Locate the string "replacement" throughout the material and copy every line in which it occurs.

[A block of data]
^^^^^^^^^^^^^^^^

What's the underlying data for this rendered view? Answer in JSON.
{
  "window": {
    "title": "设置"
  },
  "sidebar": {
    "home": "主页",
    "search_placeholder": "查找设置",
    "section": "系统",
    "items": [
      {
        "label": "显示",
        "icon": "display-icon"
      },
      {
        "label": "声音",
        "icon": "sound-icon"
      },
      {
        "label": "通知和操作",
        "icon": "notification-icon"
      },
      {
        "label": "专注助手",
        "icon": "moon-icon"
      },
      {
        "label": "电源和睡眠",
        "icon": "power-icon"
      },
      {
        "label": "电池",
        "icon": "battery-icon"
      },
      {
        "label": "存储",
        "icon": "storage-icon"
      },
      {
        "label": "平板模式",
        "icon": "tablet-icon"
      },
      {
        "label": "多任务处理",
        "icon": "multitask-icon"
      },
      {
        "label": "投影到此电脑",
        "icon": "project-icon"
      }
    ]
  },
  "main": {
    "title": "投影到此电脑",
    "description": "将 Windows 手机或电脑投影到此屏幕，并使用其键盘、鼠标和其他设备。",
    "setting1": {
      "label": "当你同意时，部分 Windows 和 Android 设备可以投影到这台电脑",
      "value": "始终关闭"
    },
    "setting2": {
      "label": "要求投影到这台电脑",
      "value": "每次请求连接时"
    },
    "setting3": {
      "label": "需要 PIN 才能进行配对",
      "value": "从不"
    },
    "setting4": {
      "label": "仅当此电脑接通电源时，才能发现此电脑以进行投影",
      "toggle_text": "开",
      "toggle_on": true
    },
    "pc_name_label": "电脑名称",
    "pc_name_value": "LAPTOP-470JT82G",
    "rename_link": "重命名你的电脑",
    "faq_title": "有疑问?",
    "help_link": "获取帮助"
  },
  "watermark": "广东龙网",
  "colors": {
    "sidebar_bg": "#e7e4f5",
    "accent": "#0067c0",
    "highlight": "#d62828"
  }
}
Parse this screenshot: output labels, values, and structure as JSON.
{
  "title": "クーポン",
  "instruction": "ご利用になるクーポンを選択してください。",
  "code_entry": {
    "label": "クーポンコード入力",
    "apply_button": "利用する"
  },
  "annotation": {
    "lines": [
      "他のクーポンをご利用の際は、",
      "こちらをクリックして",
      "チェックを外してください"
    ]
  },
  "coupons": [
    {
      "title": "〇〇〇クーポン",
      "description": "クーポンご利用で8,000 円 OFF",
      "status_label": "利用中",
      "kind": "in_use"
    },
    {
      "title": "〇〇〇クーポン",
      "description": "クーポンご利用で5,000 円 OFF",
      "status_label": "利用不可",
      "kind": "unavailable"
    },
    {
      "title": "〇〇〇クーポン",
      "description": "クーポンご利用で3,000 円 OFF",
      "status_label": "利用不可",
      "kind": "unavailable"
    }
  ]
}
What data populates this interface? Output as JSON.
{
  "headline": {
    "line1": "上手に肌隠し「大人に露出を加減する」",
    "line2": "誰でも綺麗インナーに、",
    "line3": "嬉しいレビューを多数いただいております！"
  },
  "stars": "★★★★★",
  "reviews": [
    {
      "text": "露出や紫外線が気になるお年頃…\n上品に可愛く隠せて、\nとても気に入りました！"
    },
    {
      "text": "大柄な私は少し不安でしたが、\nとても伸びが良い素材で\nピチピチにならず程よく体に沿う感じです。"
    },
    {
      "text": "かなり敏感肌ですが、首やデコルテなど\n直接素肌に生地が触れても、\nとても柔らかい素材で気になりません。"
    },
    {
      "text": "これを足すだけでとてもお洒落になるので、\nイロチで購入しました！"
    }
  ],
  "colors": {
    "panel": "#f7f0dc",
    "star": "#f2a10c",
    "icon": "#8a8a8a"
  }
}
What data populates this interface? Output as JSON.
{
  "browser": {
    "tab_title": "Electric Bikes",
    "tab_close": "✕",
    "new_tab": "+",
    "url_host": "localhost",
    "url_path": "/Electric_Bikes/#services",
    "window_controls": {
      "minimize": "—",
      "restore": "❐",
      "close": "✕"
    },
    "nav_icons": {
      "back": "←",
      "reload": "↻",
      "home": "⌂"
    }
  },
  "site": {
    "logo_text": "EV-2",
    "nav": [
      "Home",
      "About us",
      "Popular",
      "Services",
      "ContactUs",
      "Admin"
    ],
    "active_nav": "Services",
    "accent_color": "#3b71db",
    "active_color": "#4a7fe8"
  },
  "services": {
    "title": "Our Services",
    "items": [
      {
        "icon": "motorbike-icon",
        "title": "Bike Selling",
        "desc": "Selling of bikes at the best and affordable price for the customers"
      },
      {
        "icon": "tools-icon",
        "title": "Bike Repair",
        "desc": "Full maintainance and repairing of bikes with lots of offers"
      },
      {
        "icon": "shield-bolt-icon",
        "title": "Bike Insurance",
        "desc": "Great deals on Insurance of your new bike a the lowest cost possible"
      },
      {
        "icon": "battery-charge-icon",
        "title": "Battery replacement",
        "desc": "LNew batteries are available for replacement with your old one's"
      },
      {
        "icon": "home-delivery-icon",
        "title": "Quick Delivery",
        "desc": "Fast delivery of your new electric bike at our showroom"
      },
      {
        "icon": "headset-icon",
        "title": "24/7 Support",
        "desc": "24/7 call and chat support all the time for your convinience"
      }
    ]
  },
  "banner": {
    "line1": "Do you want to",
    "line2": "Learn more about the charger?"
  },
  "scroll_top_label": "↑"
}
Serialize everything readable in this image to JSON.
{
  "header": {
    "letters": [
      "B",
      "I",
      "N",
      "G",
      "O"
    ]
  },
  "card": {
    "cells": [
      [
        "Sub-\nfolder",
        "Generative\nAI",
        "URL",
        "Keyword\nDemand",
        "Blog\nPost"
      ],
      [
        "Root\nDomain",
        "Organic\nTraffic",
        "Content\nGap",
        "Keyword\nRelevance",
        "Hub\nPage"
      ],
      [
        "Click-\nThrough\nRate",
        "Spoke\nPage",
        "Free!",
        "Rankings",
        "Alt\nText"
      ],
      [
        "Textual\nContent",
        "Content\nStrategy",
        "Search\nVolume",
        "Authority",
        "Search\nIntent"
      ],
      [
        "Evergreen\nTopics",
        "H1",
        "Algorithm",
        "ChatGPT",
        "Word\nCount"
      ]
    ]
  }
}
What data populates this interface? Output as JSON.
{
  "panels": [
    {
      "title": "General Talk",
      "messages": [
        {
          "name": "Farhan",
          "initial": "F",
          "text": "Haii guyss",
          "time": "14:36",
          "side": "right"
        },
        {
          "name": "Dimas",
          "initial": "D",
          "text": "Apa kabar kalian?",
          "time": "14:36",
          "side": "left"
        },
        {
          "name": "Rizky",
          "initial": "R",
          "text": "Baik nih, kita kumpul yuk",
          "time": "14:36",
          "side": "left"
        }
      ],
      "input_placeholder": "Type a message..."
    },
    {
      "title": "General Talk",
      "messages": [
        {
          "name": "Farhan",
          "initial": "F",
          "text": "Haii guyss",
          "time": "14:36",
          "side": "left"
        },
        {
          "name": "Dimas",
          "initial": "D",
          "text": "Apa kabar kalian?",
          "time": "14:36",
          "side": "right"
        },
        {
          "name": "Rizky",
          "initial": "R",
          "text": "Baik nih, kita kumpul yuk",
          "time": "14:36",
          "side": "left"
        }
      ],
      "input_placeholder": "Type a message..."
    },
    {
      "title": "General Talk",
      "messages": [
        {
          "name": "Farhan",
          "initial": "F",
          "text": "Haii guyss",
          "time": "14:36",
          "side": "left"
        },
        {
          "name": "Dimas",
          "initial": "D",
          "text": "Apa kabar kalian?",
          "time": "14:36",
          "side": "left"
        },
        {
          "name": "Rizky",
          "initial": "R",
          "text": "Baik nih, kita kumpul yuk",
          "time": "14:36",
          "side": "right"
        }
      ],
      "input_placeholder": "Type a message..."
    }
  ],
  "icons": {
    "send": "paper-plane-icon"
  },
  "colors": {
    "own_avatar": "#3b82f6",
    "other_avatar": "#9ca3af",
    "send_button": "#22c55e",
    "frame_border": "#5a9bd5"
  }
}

^^^^^^^^^^^^^^^^

Complete response —
        "title": "Battery replacement",
        "desc": "LNew batteries are available for replacement with your old one's"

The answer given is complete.